## WHAT TO PRODUCE
Reproduce each line exactly, including spacing and punctuation.

## DATA TO USE
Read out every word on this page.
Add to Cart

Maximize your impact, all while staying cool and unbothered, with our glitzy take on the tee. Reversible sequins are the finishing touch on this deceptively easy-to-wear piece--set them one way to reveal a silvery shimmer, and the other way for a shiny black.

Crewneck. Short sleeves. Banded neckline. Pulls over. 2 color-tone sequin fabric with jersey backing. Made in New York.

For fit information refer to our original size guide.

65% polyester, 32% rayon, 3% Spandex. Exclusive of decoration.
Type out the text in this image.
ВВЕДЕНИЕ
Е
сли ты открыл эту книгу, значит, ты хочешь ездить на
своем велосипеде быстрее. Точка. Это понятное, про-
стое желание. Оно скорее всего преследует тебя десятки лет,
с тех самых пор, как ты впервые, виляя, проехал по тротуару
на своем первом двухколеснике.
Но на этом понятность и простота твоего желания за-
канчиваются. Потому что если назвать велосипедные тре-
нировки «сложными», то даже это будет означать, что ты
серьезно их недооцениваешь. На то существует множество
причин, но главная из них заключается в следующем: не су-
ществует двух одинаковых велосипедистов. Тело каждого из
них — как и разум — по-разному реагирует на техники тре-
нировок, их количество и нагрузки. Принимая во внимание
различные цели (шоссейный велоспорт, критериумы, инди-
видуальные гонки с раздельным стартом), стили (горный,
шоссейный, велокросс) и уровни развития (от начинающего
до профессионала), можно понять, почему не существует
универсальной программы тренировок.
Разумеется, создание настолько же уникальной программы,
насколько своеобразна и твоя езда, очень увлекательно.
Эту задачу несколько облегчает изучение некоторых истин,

## SOLUTION FOR THIS EXERCISE
Read out every word on this page.
Add to Cart

Maximize your impact, all while staying cool and unbothered, with our glitzy take on the tee. Reversible sequins are the finishing touch on this deceptively easy-to-wear piece--set them one way to reveal a silvery shimmer, and the other way for a shiny black.

Crewneck. Short sleeves. Banded neckline. Pulls over. 2 color-tone sequin fabric with jersey backing. Made in New York.

For fit information refer to our original size guide.

65% polyester, 32% rayon, 3% Spandex. Exclusive of decoration.
Type out the text in this image.
ВВЕДЕНИЕ
Е
сли ты открыл эту книгу, значит, ты хочешь ездить на
своем велосипеде быстрее. Точка. Это понятное, про-
стое желание. Оно скорее всего преследует тебя десятки лет,
с тех самых пор, как ты впервые, виляя, проехал по тротуару
на своем первом двухколеснике.
Но на этом понятность и простота твоего желания за-
канчиваются. Потому что если назвать велосипедные тре-
нировки «сложными», то даже это будет означать, что ты
серьезно их недооцениваешь. На то существует множество
причин, но главная из них заключается в следующем: не су-
ществует двух одинаковых велосипедистов. Тело каждого из
них — как и разум — по-разному реагирует на техники тре-
нировок, их количество и нагрузки. Принимая во внимание
различные цели (шоссейный велоспорт, критериумы, инди-
видуальные гонки с раздельным стартом), стили (горный,
шоссейный, велокросс) и уровни развития (от начинающего
до профессионала), можно понять, почему не существует
универсальной программы тренировок.
Разумеется, создание настолько же уникальной программы,
насколько своеобразна и твоя езда, очень увлекательно.
Эту задачу несколько облегчает изучение некоторых истин,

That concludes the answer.